**GIVEN INSTRUCTION:** The records should be repeated word for word, pictures excluded.

[Records from a data collection]
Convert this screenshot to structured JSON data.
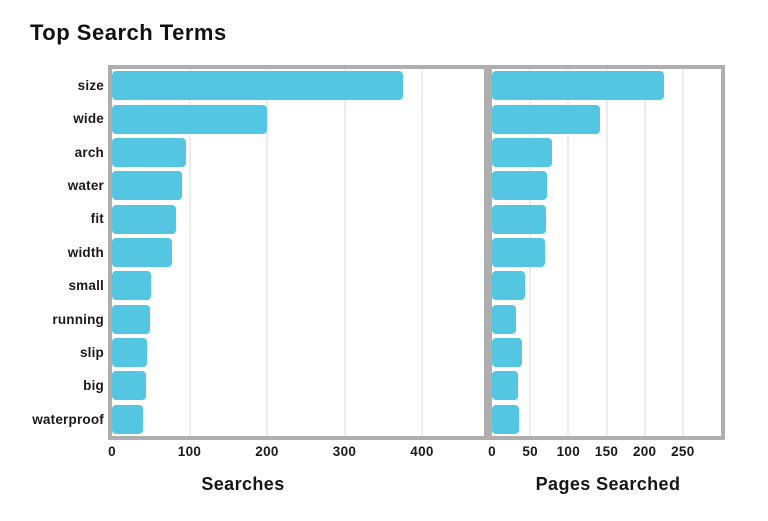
{
  "title": "Top Search Terms",
  "chart_data": {
    "type": "bar",
    "orientation": "horizontal",
    "title": "Top Search Terms",
    "categories": [
      "size",
      "wide",
      "arch",
      "water",
      "fit",
      "width",
      "small",
      "running",
      "slip",
      "big",
      "waterproof"
    ],
    "panels": [
      {
        "name": "searches",
        "xlabel": "Searches",
        "xlim": [
          0,
          480
        ],
        "xticks": [
          0,
          100,
          200,
          300,
          400
        ],
        "values": [
          375,
          200,
          95,
          90,
          82,
          78,
          50,
          49,
          45,
          44,
          40
        ]
      },
      {
        "name": "pages-searched",
        "xlabel": "Pages Searched",
        "xlim": [
          0,
          300
        ],
        "xticks": [
          0,
          50,
          100,
          150,
          200,
          250
        ],
        "values": [
          225,
          142,
          78,
          72,
          71,
          70,
          43,
          32,
          39,
          34,
          36
        ]
      }
    ],
    "grid": true,
    "legend": "none",
    "bar_color": "#55C6E1",
    "spine_color": "#AEAEAE",
    "gridline_color": "#ECECEC",
    "text_color": "#1A1A1A",
    "background": "#FFFFFF"
  }
}
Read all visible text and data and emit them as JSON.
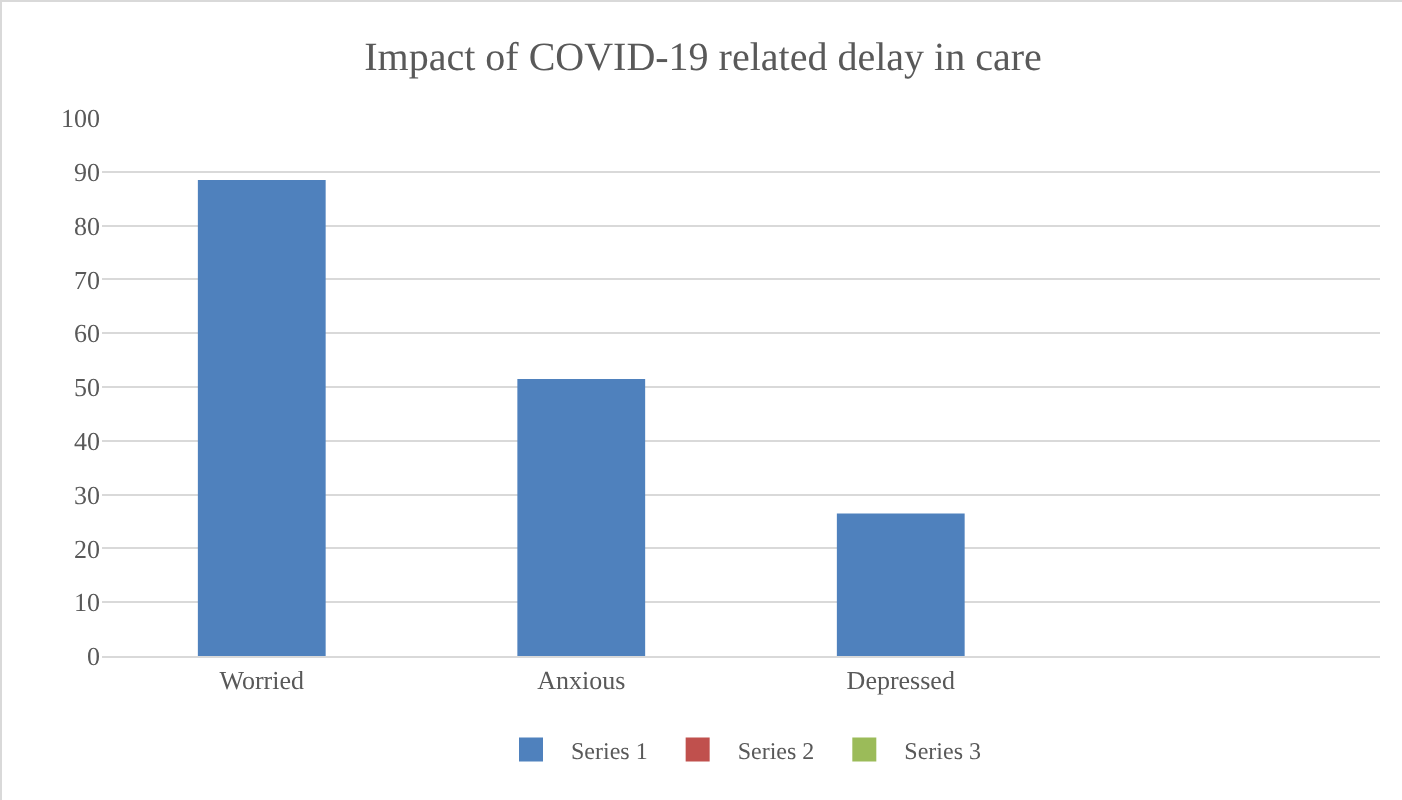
{
  "chart_data": {
    "type": "bar",
    "title": "Impact of COVID-19 related delay in care",
    "categories": [
      "Worried",
      "Anxious",
      "Depressed",
      null
    ],
    "series": [
      {
        "name": "Series 1",
        "color": "#4f81bd",
        "values": [
          88.5,
          51.5,
          26.5,
          null
        ]
      },
      {
        "name": "Series 2",
        "color": "#c0504d",
        "values": [
          null,
          null,
          null,
          null
        ]
      },
      {
        "name": "Series 3",
        "color": "#9bbb59",
        "values": [
          null,
          null,
          null,
          null
        ]
      }
    ],
    "ylim": [
      0,
      100
    ],
    "yticks": [
      0,
      10,
      20,
      30,
      40,
      50,
      60,
      70,
      80,
      90,
      100
    ],
    "grid": "y",
    "legend": "bottom"
  }
}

**SOLVED EXERCISE:**
Convert this screenshot to structured JSON data.
{
  "title": "Top Search Terms",
  "chart_data": {
    "type": "bar",
    "orientation": "horizontal",
    "title": "Top Search Terms",
    "categories": [
      "size",
      "wide",
      "arch",
      "water",
      "fit",
      "width",
      "small",
      "running",
      "slip",
      "big",
      "waterproof"
    ],
    "panels": [
      {
        "name": "searches",
        "xlabel": "Searches",
        "xlim": [
          0,
          480
        ],
        "xticks": [
          0,
          100,
          200,
          300,
          400
        ],
        "values": [
          375,
          200,
          95,
          90,
          82,
          78,
          50,
          49,
          45,
          44,
          40
        ]
      },
      {
        "name": "pages-searched",
        "xlabel": "Pages Searched",
        "xlim": [
          0,
          300
        ],
        "xticks": [
          0,
          50,
          100,
          150,
          200,
          250
        ],
        "values": [
          225,
          142,
          78,
          72,
          71,
          70,
          43,
          32,
          39,
          34,
          36
        ]
      }
    ],
    "grid": true,
    "legend": "none",
    "bar_color": "#55C6E1",
    "spine_color": "#AEAEAE",
    "gridline_color": "#ECECEC",
    "text_color": "#1A1A1A",
    "background": "#FFFFFF"
  }
}
Read all visible text and data and emit them as JSON.
{
  "chart_data": {
    "type": "bar",
    "title": "Impact of COVID-19 related delay in care",
    "categories": [
      "Worried",
      "Anxious",
      "Depressed",
      null
    ],
    "series": [
      {
        "name": "Series 1",
        "color": "#4f81bd",
        "values": [
          88.5,
          51.5,
          26.5,
          null
        ]
      },
      {
        "name": "Series 2",
        "color": "#c0504d",
        "values": [
          null,
          null,
          null,
          null
        ]
      },
      {
        "name": "Series 3",
        "color": "#9bbb59",
        "values": [
          null,
          null,
          null,
          null
        ]
      }
    ],
    "ylim": [
      0,
      100
    ],
    "yticks": [
      0,
      10,
      20,
      30,
      40,
      50,
      60,
      70,
      80,
      90,
      100
    ],
    "grid": "y",
    "legend": "bottom"
  }
}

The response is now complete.